**Exercise:**
Entries follow. Set all of them down as they stand.
[START OF Records for this task]
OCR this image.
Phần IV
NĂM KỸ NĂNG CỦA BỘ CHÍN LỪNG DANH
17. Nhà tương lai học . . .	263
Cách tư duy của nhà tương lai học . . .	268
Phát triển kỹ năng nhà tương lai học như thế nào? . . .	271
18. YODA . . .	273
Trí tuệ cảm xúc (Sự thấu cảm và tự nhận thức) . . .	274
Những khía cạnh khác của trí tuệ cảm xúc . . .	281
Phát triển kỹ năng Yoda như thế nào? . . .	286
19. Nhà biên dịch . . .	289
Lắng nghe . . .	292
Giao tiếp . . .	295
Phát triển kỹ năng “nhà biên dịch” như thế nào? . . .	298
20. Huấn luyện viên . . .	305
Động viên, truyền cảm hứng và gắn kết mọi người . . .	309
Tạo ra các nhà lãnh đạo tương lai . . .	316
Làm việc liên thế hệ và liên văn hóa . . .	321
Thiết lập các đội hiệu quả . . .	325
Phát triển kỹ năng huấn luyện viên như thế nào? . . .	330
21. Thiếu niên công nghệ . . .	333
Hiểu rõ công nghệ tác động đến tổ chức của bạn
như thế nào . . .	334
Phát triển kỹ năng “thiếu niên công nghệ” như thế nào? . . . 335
[END OF Records for this task]
**Output for this task:**
OCR this image.
Phần IV
NĂM KỸ NĂNG CỦA BỘ CHÍN LỪNG DANH
17. Nhà tương lai học . . .	263
Cách tư duy của nhà tương lai học . . .	268
Phát triển kỹ năng nhà tương lai học như thế nào? . . .	271
18. YODA . . .	273
Trí tuệ cảm xúc (Sự thấu cảm và tự nhận thức) . . .	274
Những khía cạnh khác của trí tuệ cảm xúc . . .	281
Phát triển kỹ năng Yoda như thế nào? . . .	286
19. Nhà biên dịch . . .	289
Lắng nghe . . .	292
Giao tiếp . . .	295
Phát triển kỹ năng “nhà biên dịch” như thế nào? . . .	298
20. Huấn luyện viên . . .	305
Động viên, truyền cảm hứng và gắn kết mọi người . . .	309
Tạo ra các nhà lãnh đạo tương lai . . .	316
Làm việc liên thế hệ và liên văn hóa . . .	321
Thiết lập các đội hiệu quả . . .	325
Phát triển kỹ năng huấn luyện viên như thế nào? . . .	330
21. Thiếu niên công nghệ . . .	333
Hiểu rõ công nghệ tác động đến tổ chức của bạn
như thế nào . . .	334
Phát triển kỹ năng “thiếu niên công nghệ” như thế nào? . . . 335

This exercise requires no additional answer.